_PROMPT_:
Print every record below exactly as written.

_ENTRIES PROVIDED_:
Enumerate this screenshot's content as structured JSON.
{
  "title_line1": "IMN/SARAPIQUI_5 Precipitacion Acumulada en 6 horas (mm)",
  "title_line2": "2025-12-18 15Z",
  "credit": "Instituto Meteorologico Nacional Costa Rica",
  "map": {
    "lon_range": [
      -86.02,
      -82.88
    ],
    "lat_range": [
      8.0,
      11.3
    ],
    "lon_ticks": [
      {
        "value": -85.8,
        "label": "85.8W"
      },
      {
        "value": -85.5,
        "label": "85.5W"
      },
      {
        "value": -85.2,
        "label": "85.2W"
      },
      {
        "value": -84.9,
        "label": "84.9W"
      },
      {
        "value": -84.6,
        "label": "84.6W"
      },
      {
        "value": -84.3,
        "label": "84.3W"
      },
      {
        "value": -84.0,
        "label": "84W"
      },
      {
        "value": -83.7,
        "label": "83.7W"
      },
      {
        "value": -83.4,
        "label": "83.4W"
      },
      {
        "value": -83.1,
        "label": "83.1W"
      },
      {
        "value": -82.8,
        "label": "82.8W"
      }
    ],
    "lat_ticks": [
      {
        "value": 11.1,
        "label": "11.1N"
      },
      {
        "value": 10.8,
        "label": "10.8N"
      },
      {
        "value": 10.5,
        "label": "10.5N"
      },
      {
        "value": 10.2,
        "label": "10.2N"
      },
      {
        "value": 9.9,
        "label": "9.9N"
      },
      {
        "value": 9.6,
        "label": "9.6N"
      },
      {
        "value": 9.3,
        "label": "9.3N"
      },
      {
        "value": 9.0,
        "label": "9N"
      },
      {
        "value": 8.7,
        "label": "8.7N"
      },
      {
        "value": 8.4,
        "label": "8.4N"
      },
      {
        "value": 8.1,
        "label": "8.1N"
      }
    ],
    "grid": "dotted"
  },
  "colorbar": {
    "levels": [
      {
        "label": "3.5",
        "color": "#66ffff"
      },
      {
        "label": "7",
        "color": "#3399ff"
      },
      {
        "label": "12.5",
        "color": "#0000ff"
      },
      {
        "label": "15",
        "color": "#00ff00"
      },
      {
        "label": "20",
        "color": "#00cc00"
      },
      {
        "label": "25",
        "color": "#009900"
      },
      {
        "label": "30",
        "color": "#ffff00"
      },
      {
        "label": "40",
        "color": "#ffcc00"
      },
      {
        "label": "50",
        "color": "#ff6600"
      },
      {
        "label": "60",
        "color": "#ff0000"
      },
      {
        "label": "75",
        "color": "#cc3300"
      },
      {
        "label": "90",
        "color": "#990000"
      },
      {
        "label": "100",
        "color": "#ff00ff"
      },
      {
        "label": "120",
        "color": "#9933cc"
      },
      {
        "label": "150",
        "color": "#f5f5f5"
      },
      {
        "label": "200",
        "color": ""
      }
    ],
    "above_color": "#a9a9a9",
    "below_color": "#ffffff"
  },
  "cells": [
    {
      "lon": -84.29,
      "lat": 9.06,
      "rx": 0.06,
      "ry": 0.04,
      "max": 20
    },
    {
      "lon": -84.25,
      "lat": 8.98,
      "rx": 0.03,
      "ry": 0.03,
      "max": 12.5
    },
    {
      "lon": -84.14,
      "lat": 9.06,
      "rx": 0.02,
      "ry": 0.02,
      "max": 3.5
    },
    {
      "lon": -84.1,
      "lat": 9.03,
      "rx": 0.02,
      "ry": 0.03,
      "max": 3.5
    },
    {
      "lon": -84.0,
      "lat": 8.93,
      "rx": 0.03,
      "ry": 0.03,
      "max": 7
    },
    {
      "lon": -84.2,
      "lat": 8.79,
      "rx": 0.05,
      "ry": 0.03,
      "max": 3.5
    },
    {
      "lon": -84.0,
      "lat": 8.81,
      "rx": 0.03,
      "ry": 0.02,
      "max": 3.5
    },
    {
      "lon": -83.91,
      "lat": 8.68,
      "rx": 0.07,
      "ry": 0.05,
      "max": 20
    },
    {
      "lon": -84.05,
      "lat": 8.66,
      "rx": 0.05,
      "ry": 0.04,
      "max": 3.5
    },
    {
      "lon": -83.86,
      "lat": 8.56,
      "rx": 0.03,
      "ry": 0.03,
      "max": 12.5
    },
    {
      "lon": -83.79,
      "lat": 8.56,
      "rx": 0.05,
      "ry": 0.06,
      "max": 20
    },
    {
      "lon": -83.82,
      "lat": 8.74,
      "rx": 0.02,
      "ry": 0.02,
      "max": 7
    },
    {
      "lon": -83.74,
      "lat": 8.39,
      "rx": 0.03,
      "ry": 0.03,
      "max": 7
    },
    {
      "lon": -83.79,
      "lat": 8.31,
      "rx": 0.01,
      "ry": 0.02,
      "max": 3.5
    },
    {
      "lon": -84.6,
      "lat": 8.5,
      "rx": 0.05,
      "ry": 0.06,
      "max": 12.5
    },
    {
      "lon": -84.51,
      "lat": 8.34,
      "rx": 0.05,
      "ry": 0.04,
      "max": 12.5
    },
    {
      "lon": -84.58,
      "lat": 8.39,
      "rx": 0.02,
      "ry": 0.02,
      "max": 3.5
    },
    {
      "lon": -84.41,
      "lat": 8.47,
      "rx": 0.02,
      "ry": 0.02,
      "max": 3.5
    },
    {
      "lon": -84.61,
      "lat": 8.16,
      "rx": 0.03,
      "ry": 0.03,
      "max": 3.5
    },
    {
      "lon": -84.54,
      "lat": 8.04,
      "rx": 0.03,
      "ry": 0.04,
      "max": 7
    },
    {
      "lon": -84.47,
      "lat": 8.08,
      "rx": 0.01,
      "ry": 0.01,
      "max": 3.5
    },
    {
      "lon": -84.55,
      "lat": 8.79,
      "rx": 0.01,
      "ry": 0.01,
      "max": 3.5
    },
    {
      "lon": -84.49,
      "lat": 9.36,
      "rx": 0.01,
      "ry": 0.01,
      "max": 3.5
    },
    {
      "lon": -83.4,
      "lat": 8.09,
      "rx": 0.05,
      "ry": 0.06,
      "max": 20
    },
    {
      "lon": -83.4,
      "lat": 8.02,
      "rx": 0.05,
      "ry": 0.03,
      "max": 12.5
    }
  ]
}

_EXERCISE SOLUTION_:
Enumerate this screenshot's content as structured JSON.
{
  "title_line1": "IMN/SARAPIQUI_5 Precipitacion Acumulada en 6 horas (mm)",
  "title_line2": "2025-12-18 15Z",
  "credit": "Instituto Meteorologico Nacional Costa Rica",
  "map": {
    "lon_range": [
      -86.02,
      -82.88
    ],
    "lat_range": [
      8.0,
      11.3
    ],
    "lon_ticks": [
      {
        "value": -85.8,
        "label": "85.8W"
      },
      {
        "value": -85.5,
        "label": "85.5W"
      },
      {
        "value": -85.2,
        "label": "85.2W"
      },
      {
        "value": -84.9,
        "label": "84.9W"
      },
      {
        "value": -84.6,
        "label": "84.6W"
      },
      {
        "value": -84.3,
        "label": "84.3W"
      },
      {
        "value": -84.0,
        "label": "84W"
      },
      {
        "value": -83.7,
        "label": "83.7W"
      },
      {
        "value": -83.4,
        "label": "83.4W"
      },
      {
        "value": -83.1,
        "label": "83.1W"
      },
      {
        "value": -82.8,
        "label": "82.8W"
      }
    ],
    "lat_ticks": [
      {
        "value": 11.1,
        "label": "11.1N"
      },
      {
        "value": 10.8,
        "label": "10.8N"
      },
      {
        "value": 10.5,
        "label": "10.5N"
      },
      {
        "value": 10.2,
        "label": "10.2N"
      },
      {
        "value": 9.9,
        "label": "9.9N"
      },
      {
        "value": 9.6,
        "label": "9.6N"
      },
      {
        "value": 9.3,
        "label": "9.3N"
      },
      {
        "value": 9.0,
        "label": "9N"
      },
      {
        "value": 8.7,
        "label": "8.7N"
      },
      {
        "value": 8.4,
        "label": "8.4N"
      },
      {
        "value": 8.1,
        "label": "8.1N"
      }
    ],
    "grid": "dotted"
  },
  "colorbar": {
    "levels": [
      {
        "label": "3.5",
        "color": "#66ffff"
      },
      {
        "label": "7",
        "color": "#3399ff"
      },
      {
        "label": "12.5",
        "color": "#0000ff"
      },
      {
        "label": "15",
        "color": "#00ff00"
      },
      {
        "label": "20",
        "color": "#00cc00"
      },
      {
        "label": "25",
        "color": "#009900"
      },
      {
        "label": "30",
        "color": "#ffff00"
      },
      {
        "label": "40",
        "color": "#ffcc00"
      },
      {
        "label": "50",
        "color": "#ff6600"
      },
      {
        "label": "60",
        "color": "#ff0000"
      },
      {
        "label": "75",
        "color": "#cc3300"
      },
      {
        "label": "90",
        "color": "#990000"
      },
      {
        "label": "100",
        "color": "#ff00ff"
      },
      {
        "label": "120",
        "color": "#9933cc"
      },
      {
        "label": "150",
        "color": "#f5f5f5"
      },
      {
        "label": "200",
        "color": ""
      }
    ],
    "above_color": "#a9a9a9",
    "below_color": "#ffffff"
  },
  "cells": [
    {
      "lon": -84.29,
      "lat": 9.06,
      "rx": 0.06,
      "ry": 0.04,
      "max": 20
    },
    {
      "lon": -84.25,
      "lat": 8.98,
      "rx": 0.03,
      "ry": 0.03,
      "max": 12.5
    },
    {
      "lon": -84.14,
      "lat": 9.06,
      "rx": 0.02,
      "ry": 0.02,
      "max": 3.5
    },
    {
      "lon": -84.1,
      "lat": 9.03,
      "rx": 0.02,
      "ry": 0.03,
      "max": 3.5
    },
    {
      "lon": -84.0,
      "lat": 8.93,
      "rx": 0.03,
      "ry": 0.03,
      "max": 7
    },
    {
      "lon": -84.2,
      "lat": 8.79,
      "rx": 0.05,
      "ry": 0.03,
      "max": 3.5
    },
    {
      "lon": -84.0,
      "lat": 8.81,
      "rx": 0.03,
      "ry": 0.02,
      "max": 3.5
    },
    {
      "lon": -83.91,
      "lat": 8.68,
      "rx": 0.07,
      "ry": 0.05,
      "max": 20
    },
    {
      "lon": -84.05,
      "lat": 8.66,
      "rx": 0.05,
      "ry": 0.04,
      "max": 3.5
    },
    {
      "lon": -83.86,
      "lat": 8.56,
      "rx": 0.03,
      "ry": 0.03,
      "max": 12.5
    },
    {
      "lon": -83.79,
      "lat": 8.56,
      "rx": 0.05,
      "ry": 0.06,
      "max": 20
    },
    {
      "lon": -83.82,
      "lat": 8.74,
      "rx": 0.02,
      "ry": 0.02,
      "max": 7
    },
    {
      "lon": -83.74,
      "lat": 8.39,
      "rx": 0.03,
      "ry": 0.03,
      "max": 7
    },
    {
      "lon": -83.79,
      "lat": 8.31,
      "rx": 0.01,
      "ry": 0.02,
      "max": 3.5
    },
    {
      "lon": -84.6,
      "lat": 8.5,
      "rx": 0.05,
      "ry": 0.06,
      "max": 12.5
    },
    {
      "lon": -84.51,
      "lat": 8.34,
      "rx": 0.05,
      "ry": 0.04,
      "max": 12.5
    },
    {
      "lon": -84.58,
      "lat": 8.39,
      "rx": 0.02,
      "ry": 0.02,
      "max": 3.5
    },
    {
      "lon": -84.41,
      "lat": 8.47,
      "rx": 0.02,
      "ry": 0.02,
      "max": 3.5
    },
    {
      "lon": -84.61,
      "lat": 8.16,
      "rx": 0.03,
      "ry": 0.03,
      "max": 3.5
    },
    {
      "lon": -84.54,
      "lat": 8.04,
      "rx": 0.03,
      "ry": 0.04,
      "max": 7
    },
    {
      "lon": -84.47,
      "lat": 8.08,
      "rx": 0.01,
      "ry": 0.01,
      "max": 3.5
    },
    {
      "lon": -84.55,
      "lat": 8.79,
      "rx": 0.01,
      "ry": 0.01,
      "max": 3.5
    },
    {
      "lon": -84.49,
      "lat": 9.36,
      "rx": 0.01,
      "ry": 0.01,
      "max": 3.5
    },
    {
      "lon": -83.4,
      "lat": 8.09,
      "rx": 0.05,
      "ry": 0.06,
      "max": 20
    },
    {
      "lon": -83.4,
      "lat": 8.02,
      "rx": 0.05,
      "ry": 0.03,
      "max": 12.5
    }
  ]
}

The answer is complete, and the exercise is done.